+++ Data +++

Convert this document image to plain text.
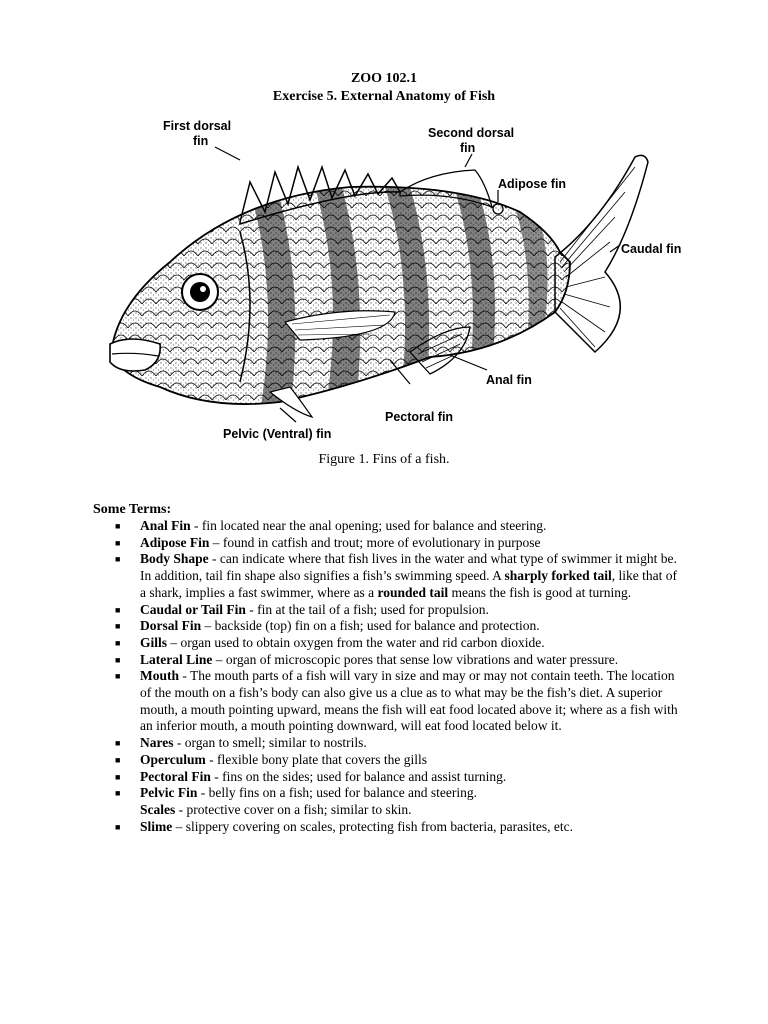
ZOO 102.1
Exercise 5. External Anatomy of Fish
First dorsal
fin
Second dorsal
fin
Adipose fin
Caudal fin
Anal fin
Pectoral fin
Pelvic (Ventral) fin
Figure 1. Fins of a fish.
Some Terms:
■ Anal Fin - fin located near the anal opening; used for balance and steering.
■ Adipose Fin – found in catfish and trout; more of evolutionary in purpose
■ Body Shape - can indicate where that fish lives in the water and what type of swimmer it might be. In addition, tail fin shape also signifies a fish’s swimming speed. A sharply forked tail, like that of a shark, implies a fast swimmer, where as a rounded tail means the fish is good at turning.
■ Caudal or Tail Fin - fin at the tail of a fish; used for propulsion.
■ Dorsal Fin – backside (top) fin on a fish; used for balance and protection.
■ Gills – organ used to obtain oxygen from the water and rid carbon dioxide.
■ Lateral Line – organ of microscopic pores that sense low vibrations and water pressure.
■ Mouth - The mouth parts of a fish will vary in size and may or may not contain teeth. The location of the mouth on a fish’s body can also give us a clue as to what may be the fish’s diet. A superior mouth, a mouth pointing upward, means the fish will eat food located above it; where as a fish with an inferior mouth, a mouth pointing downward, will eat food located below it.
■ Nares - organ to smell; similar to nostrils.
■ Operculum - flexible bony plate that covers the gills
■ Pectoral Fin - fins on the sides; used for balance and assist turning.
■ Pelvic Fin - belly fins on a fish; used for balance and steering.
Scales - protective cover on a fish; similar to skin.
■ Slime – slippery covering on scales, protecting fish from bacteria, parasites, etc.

+++

• [Task instructions]: Repeat the listing word for word, omitting the pictures.

• [Answer to the problem]:
Convert this document image to plain text.
ZOO 102.1
Exercise 5. External Anatomy of Fish
First dorsal
fin
Second dorsal
fin
Adipose fin
Caudal fin
Anal fin
Pectoral fin
Pelvic (Ventral) fin
Figure 1. Fins of a fish.
Some Terms:
■ Anal Fin - fin located near the anal opening; used for balance and steering.
■ Adipose Fin – found in catfish and trout; more of evolutionary in purpose
■ Body Shape - can indicate where that fish lives in the water and what type of swimmer it might be. In addition, tail fin shape also signifies a fish’s swimming speed. A sharply forked tail, like that of a shark, implies a fast swimmer, where as a rounded tail means the fish is good at turning.
■ Caudal or Tail Fin - fin at the tail of a fish; used for propulsion.
■ Dorsal Fin – backside (top) fin on a fish; used for balance and protection.
■ Gills – organ used to obtain oxygen from the water and rid carbon dioxide.
■ Lateral Line – organ of microscopic pores that sense low vibrations and water pressure.
■ Mouth - The mouth parts of a fish will vary in size and may or may not contain teeth. The location of the mouth on a fish’s body can also give us a clue as to what may be the fish’s diet. A superior mouth, a mouth pointing upward, means the fish will eat food located above it; where as a fish with an inferior mouth, a mouth pointing downward, will eat food located below it.
■ Nares - organ to smell; similar to nostrils.
■ Operculum - flexible bony plate that covers the gills
■ Pectoral Fin - fins on the sides; used for balance and assist turning.
■ Pelvic Fin - belly fins on a fish; used for balance and steering.
Scales - protective cover on a fish; similar to skin.
■ Slime – slippery covering on scales, protecting fish from bacteria, parasites, etc.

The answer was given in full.